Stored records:
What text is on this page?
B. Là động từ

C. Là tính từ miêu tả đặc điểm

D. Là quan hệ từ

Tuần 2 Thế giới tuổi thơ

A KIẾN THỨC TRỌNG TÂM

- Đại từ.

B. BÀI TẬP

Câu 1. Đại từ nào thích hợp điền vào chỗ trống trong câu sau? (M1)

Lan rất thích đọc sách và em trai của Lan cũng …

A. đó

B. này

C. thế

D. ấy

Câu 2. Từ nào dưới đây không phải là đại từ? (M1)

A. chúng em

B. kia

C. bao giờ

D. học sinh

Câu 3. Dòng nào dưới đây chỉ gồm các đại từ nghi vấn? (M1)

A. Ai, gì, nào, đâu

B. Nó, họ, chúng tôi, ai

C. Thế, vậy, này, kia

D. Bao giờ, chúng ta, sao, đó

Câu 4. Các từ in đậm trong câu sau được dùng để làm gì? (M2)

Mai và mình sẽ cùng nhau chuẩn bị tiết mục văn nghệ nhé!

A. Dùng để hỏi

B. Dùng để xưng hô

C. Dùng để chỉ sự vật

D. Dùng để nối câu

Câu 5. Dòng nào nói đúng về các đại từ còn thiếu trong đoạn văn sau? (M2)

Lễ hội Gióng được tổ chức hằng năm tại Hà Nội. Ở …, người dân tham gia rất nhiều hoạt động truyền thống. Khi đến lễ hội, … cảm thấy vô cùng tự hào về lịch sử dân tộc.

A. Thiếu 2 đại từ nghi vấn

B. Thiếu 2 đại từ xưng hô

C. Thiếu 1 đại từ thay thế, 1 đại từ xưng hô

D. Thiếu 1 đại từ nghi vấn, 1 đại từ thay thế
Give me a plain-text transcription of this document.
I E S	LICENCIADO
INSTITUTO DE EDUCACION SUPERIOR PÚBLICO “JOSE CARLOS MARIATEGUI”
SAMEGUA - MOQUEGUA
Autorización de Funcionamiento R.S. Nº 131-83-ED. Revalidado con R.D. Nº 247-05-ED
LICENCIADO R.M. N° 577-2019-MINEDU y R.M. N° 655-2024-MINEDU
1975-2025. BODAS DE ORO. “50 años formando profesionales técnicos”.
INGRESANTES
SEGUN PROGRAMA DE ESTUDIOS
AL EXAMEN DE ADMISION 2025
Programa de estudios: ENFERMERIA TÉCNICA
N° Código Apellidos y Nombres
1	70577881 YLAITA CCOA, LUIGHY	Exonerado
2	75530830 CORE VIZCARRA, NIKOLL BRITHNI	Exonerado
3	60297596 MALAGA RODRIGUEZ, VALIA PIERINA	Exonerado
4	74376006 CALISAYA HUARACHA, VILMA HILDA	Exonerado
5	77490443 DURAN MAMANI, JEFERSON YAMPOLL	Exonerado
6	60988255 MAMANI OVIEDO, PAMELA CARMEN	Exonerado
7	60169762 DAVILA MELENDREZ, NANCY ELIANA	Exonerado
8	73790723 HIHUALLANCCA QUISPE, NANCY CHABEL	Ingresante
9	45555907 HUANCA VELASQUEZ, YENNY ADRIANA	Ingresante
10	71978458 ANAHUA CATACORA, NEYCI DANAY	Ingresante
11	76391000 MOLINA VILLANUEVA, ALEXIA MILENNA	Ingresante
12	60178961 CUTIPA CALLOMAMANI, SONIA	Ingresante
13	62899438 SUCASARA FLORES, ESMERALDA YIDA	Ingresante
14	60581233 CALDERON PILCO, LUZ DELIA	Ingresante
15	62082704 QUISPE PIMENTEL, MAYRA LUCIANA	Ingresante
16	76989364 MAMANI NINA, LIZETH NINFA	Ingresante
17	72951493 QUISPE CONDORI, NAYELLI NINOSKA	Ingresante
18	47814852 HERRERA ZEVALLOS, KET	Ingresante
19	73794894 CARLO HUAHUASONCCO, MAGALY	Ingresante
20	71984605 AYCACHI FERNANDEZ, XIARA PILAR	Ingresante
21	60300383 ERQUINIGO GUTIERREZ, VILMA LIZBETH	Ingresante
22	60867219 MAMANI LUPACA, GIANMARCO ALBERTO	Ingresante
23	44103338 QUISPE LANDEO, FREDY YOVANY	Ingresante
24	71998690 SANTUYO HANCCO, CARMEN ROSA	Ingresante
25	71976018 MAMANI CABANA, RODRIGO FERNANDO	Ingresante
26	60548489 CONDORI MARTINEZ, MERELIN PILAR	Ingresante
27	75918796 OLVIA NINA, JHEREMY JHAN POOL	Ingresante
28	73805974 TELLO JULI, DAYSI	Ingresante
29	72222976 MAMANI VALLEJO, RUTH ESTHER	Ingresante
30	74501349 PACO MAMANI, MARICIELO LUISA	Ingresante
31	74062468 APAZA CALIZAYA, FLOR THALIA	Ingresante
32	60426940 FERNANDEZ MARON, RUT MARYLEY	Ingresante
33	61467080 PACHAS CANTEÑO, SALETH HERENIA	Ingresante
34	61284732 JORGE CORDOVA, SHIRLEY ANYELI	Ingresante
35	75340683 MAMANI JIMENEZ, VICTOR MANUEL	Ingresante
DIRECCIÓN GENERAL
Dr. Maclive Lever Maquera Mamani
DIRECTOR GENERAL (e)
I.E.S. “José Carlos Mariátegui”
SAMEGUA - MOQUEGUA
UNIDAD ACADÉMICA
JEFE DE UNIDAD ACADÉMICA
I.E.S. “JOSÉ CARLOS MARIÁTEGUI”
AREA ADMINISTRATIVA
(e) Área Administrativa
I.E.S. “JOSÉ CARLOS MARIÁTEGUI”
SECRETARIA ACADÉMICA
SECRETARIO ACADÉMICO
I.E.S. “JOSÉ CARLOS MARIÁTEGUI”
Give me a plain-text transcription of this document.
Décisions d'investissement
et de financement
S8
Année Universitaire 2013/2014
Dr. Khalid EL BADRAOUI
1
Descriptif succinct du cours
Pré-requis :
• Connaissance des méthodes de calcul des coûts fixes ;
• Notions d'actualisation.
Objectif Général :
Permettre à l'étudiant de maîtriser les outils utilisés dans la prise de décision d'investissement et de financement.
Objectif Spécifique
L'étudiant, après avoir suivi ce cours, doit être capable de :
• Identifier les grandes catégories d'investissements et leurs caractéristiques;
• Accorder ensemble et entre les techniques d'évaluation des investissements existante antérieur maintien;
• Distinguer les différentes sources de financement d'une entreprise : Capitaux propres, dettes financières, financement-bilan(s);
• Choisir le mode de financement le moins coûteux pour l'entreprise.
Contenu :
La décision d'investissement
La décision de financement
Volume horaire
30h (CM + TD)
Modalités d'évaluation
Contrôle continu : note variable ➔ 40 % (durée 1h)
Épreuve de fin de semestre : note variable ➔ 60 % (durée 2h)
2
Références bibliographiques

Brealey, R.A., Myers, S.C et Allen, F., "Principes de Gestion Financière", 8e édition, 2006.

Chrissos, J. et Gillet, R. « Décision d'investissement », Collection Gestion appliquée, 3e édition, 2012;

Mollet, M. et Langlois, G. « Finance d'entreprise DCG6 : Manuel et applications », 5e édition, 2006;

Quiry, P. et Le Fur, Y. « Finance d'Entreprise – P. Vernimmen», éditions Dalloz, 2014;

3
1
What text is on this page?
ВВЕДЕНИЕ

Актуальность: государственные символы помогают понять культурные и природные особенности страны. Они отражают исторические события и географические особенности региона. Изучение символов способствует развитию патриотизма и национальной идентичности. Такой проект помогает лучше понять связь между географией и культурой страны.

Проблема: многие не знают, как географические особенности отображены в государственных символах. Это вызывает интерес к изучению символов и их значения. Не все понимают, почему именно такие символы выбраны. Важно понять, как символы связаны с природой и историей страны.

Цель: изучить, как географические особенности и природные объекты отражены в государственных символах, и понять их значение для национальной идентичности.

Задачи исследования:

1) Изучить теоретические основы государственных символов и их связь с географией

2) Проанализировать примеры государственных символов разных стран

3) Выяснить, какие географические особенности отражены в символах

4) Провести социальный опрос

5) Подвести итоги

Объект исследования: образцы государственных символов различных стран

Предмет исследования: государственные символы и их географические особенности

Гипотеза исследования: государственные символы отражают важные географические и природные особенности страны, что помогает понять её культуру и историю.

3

WHAT IS BEING ASKED = Each line of the data that includes the word "évaluation" counts once; report the total and nothing more.

THE SOLUTION = 2